— begin —

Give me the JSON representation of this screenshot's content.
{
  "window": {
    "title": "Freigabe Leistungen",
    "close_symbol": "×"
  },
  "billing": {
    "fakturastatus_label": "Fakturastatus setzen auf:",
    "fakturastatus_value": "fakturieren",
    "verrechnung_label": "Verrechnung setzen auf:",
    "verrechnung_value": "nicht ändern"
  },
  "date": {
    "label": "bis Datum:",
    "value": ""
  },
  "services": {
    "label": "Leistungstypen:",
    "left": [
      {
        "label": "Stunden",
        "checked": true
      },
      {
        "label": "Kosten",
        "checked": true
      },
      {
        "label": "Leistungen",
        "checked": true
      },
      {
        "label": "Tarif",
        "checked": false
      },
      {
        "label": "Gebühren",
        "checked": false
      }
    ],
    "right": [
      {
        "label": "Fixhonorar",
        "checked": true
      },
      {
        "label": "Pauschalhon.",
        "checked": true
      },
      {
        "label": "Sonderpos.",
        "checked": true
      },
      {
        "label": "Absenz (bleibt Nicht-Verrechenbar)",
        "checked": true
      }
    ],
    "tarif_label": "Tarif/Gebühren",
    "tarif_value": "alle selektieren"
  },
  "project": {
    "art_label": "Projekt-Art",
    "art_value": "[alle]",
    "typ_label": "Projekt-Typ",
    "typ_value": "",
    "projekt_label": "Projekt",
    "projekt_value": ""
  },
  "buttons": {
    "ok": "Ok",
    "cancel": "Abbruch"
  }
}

— end —

▸ **Written exercise**: Scan the records above, count the lines with "alle" in them, and give only the number.

▸ **The completed task**: 2